| Task objective |
Filter the rows below and copy out each line that contains the string "bubble".

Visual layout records
** start **

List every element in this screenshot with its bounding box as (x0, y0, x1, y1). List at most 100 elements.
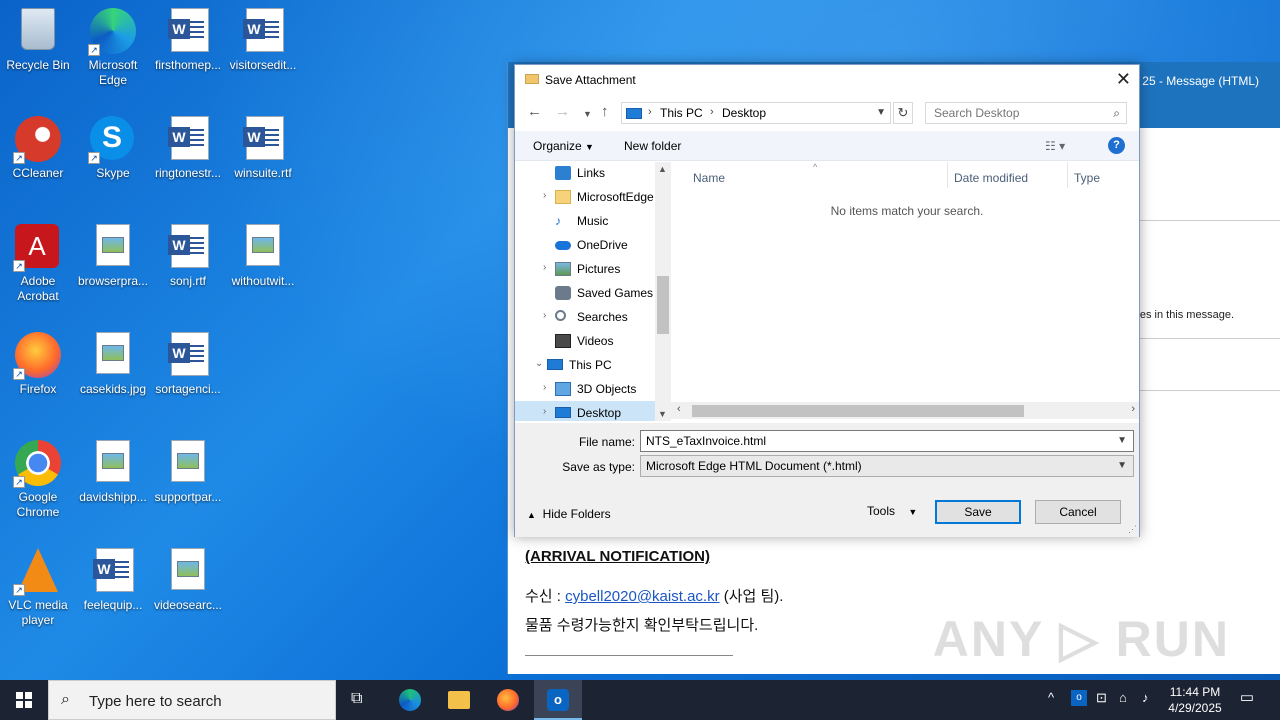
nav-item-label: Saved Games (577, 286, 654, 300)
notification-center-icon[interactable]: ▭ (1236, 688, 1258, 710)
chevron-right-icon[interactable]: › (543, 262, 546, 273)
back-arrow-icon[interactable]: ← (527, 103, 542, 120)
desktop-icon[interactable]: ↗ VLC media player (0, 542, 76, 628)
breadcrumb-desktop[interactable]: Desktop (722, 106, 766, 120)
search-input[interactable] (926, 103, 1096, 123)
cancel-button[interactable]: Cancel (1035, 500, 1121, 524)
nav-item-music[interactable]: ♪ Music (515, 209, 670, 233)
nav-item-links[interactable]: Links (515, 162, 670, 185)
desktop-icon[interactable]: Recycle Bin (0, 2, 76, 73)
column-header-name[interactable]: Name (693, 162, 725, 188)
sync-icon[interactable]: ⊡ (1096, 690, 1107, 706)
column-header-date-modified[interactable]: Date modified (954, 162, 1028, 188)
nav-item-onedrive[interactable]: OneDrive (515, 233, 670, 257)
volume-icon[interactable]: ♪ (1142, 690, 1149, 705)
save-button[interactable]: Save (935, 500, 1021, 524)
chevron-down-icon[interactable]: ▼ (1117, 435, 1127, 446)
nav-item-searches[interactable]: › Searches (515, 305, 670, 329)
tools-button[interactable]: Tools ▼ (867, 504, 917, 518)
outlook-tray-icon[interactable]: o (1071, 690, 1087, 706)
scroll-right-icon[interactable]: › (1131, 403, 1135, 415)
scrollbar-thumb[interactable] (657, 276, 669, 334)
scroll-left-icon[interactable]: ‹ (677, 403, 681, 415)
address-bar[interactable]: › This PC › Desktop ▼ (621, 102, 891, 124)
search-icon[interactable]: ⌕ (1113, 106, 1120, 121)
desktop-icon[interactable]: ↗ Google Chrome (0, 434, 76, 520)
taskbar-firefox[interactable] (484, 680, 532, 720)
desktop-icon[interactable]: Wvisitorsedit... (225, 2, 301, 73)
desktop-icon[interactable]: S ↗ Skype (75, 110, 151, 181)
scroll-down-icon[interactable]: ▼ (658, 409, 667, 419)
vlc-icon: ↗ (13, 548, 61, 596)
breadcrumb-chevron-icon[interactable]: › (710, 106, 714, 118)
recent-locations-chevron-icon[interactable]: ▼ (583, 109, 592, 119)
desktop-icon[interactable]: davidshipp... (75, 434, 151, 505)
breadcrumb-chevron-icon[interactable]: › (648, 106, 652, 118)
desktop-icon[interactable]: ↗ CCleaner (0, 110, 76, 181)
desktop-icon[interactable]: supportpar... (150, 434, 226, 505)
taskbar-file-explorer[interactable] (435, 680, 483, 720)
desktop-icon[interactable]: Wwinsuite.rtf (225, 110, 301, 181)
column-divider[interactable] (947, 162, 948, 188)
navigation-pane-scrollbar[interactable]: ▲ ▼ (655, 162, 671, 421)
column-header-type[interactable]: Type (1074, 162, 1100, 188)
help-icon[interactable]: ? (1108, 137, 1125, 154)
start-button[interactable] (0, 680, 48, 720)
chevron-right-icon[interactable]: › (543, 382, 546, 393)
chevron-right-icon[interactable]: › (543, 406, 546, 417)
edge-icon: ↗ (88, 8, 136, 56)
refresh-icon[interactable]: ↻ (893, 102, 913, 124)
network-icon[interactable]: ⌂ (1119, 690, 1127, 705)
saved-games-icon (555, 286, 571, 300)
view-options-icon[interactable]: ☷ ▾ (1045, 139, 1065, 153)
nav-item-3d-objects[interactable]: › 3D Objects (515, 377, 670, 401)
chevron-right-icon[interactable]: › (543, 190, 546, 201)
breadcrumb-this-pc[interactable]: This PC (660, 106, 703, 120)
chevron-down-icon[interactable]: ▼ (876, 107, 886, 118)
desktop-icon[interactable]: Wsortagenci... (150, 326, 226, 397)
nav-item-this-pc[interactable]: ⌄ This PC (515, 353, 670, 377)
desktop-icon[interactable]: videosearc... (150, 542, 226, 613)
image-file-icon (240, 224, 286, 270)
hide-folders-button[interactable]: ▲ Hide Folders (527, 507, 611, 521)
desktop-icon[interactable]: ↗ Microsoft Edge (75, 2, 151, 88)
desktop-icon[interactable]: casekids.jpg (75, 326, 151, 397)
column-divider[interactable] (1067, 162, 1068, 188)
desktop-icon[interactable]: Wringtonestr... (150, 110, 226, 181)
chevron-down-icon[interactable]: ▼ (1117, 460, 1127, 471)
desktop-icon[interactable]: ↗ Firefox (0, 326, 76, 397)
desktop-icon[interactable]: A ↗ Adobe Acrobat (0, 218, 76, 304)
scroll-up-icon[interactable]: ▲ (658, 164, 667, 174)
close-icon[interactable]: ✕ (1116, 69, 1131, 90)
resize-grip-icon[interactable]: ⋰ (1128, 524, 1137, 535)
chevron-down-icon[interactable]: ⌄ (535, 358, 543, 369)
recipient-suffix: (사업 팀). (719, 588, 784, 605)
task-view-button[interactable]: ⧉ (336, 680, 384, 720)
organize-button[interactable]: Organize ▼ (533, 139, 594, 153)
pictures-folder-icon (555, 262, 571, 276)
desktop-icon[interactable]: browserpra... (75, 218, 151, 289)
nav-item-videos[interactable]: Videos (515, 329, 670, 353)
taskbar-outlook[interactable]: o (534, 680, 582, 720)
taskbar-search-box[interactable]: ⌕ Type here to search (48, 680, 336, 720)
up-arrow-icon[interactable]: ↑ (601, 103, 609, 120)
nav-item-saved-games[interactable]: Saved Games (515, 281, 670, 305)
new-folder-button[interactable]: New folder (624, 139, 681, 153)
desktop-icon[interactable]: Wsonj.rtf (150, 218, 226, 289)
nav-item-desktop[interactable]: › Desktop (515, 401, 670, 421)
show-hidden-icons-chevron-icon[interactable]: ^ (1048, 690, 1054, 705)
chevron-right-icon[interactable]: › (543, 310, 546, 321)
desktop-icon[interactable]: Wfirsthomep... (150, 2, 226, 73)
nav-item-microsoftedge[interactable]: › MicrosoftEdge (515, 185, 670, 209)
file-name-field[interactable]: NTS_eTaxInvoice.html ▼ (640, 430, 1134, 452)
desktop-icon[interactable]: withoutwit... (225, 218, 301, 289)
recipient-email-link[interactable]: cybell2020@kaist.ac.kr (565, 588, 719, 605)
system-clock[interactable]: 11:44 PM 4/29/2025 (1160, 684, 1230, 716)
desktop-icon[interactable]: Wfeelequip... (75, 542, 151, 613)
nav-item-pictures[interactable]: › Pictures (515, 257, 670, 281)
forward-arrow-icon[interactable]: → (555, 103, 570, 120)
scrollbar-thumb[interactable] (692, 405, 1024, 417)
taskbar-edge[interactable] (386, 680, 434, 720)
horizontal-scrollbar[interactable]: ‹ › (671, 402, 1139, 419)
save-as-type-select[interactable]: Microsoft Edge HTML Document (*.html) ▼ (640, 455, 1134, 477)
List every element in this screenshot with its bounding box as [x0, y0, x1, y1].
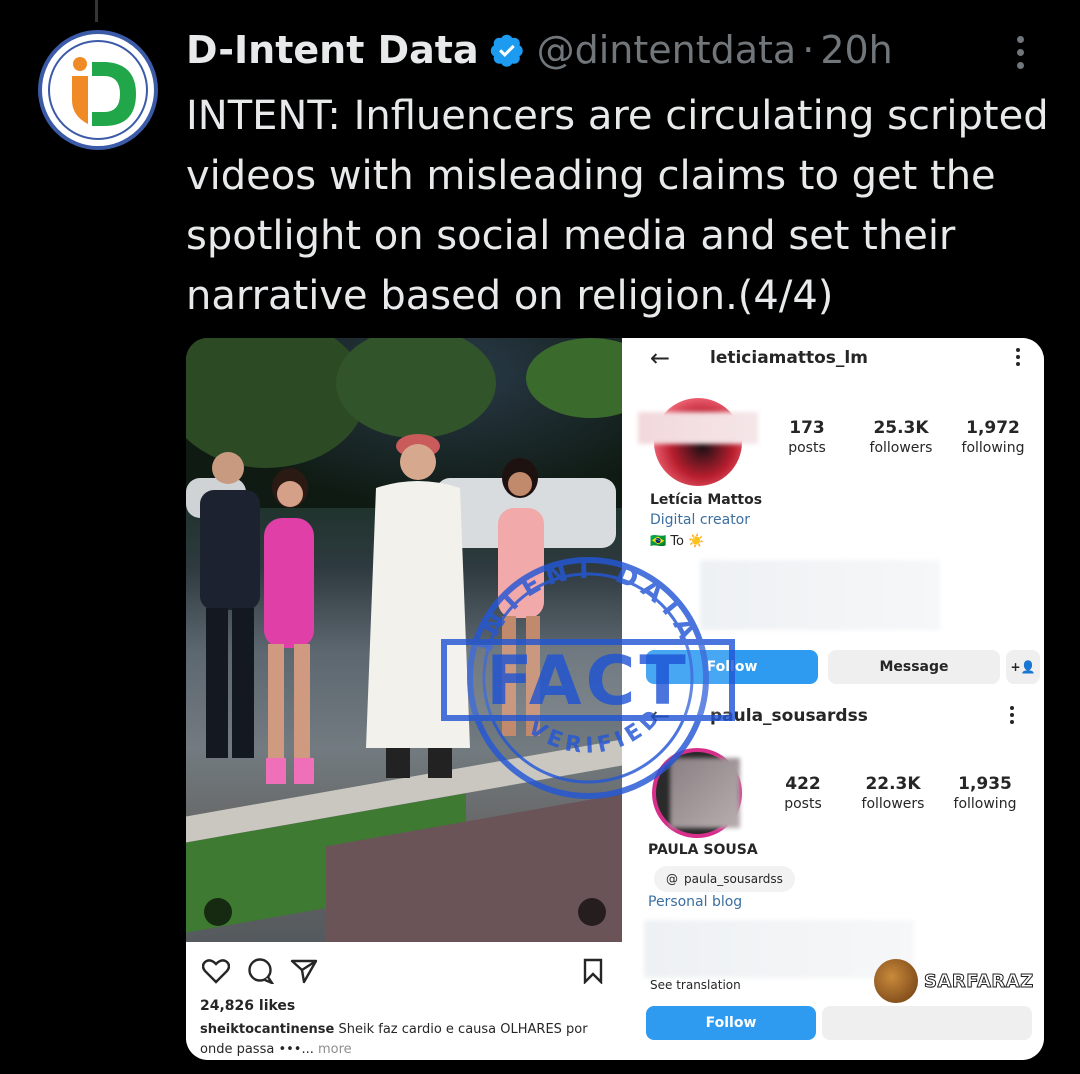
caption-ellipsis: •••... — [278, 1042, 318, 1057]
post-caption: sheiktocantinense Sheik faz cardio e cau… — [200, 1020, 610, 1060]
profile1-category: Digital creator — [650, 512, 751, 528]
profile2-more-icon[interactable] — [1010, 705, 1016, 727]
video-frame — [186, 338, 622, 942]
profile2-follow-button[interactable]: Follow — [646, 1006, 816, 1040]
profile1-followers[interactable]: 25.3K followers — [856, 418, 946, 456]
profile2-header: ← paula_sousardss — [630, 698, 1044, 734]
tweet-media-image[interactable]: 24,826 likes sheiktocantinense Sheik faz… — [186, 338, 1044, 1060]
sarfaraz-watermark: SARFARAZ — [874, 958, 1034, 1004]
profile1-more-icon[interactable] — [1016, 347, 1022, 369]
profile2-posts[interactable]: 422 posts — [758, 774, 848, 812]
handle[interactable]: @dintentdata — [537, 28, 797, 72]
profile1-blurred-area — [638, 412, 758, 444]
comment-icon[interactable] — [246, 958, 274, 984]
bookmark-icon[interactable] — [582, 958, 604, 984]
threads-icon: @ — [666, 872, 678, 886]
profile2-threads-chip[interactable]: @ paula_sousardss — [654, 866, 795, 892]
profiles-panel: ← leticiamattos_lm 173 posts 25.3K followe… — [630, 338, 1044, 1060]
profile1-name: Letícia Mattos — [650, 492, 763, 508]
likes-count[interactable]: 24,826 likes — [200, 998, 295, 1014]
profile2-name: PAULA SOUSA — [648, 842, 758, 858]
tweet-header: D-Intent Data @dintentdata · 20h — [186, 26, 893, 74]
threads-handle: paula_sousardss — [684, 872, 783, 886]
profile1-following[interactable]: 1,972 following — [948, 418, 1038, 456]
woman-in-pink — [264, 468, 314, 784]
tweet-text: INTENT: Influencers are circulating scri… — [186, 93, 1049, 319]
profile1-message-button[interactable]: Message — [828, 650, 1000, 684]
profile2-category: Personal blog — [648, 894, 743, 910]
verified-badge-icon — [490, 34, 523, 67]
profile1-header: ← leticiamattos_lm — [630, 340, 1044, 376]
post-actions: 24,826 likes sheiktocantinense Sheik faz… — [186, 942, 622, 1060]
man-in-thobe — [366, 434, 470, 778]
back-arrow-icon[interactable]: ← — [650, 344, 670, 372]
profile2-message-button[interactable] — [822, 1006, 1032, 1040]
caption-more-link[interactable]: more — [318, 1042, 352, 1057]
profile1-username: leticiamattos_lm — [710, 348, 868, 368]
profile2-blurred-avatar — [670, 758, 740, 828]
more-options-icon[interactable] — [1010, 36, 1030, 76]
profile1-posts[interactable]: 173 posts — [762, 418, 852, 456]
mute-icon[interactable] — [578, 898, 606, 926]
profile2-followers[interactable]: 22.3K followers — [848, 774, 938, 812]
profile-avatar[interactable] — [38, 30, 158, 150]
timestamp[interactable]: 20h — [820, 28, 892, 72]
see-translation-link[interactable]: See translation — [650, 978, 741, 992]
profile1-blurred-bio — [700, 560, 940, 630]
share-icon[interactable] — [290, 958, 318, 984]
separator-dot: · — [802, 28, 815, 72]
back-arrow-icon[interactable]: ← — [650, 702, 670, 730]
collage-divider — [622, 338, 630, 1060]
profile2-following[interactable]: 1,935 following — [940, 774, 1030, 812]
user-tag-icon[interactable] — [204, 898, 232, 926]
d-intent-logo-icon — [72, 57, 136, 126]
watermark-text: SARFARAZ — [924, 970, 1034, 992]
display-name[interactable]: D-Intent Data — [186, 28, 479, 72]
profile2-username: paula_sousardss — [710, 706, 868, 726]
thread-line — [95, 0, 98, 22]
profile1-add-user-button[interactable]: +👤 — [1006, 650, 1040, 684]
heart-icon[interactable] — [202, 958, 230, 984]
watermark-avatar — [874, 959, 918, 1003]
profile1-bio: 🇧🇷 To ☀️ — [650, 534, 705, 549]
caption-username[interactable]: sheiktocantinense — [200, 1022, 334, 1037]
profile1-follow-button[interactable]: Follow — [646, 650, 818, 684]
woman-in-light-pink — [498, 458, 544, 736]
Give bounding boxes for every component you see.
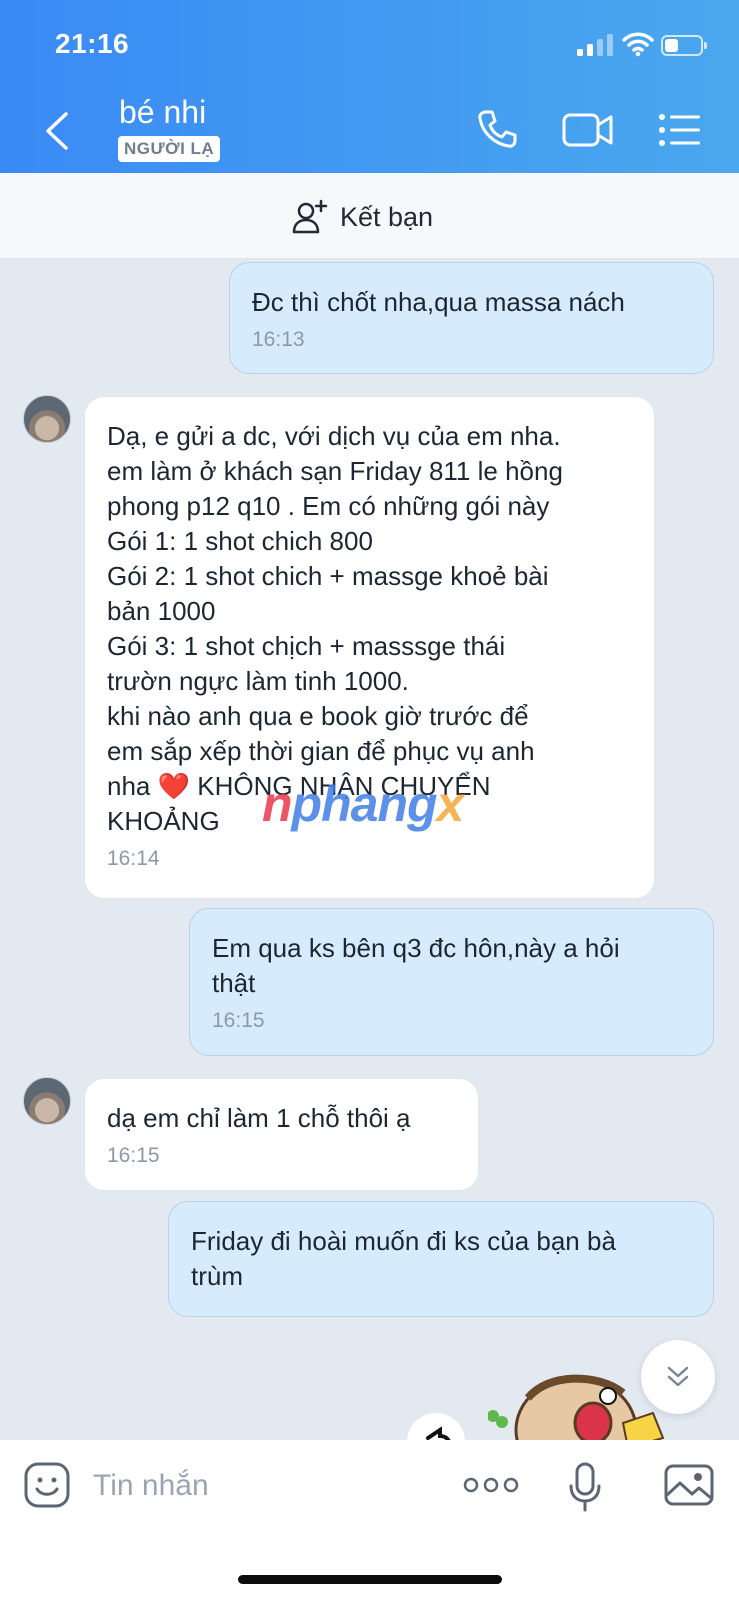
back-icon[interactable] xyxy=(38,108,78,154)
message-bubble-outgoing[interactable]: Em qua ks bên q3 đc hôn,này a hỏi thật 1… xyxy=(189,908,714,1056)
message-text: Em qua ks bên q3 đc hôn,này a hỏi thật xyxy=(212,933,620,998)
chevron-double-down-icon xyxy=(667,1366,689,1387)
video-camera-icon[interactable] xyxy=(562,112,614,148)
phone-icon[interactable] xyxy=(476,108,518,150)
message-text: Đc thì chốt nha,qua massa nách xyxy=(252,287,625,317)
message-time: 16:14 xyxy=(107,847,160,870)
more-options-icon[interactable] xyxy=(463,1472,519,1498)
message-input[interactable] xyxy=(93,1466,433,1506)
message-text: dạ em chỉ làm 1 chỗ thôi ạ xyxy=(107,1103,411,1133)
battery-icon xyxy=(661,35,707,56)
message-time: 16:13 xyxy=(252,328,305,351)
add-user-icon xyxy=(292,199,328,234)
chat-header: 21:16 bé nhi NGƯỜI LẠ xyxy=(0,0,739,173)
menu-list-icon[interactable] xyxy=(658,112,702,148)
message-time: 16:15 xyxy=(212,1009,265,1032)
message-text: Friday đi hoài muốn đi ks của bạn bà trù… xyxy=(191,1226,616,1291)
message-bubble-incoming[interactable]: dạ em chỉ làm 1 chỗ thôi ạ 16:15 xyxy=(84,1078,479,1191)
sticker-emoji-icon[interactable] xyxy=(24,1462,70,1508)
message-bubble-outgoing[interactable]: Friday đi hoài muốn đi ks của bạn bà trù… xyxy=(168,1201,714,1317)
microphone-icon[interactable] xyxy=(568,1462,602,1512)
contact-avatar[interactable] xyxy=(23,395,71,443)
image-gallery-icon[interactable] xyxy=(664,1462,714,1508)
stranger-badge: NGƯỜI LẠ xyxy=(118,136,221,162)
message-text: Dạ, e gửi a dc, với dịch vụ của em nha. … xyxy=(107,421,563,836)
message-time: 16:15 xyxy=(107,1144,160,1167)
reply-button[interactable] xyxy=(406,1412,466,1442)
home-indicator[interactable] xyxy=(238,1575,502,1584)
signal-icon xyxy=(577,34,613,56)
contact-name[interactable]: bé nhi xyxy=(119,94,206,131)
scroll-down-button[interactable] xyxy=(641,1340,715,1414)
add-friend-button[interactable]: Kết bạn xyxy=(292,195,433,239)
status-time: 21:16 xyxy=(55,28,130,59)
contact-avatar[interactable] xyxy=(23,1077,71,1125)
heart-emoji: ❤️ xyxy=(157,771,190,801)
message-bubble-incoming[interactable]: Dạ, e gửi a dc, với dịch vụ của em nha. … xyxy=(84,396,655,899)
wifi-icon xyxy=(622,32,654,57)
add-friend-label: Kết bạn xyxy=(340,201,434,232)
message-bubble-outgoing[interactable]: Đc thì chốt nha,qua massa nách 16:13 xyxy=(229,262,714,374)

** end **

| Expected output |
message-bubble-outgoing[interactable]: Em qua ks bên q3 đc hôn,này a hỏi thật 1… xyxy=(189,908,714,1056)
message-bubble-incoming[interactable]: dạ em chỉ làm 1 chỗ thôi ạ 16:15 xyxy=(84,1078,479,1191)
message-bubble-outgoing[interactable]: Friday đi hoài muốn đi ks của bạn bà trù… xyxy=(168,1201,714,1317)
message-bubble-incoming[interactable]: Dạ, e gửi a dc, với dịch vụ của em nha. … xyxy=(84,396,655,899)
message-bubble-outgoing[interactable]: Đc thì chốt nha,qua massa nách 16:13 xyxy=(229,262,714,374)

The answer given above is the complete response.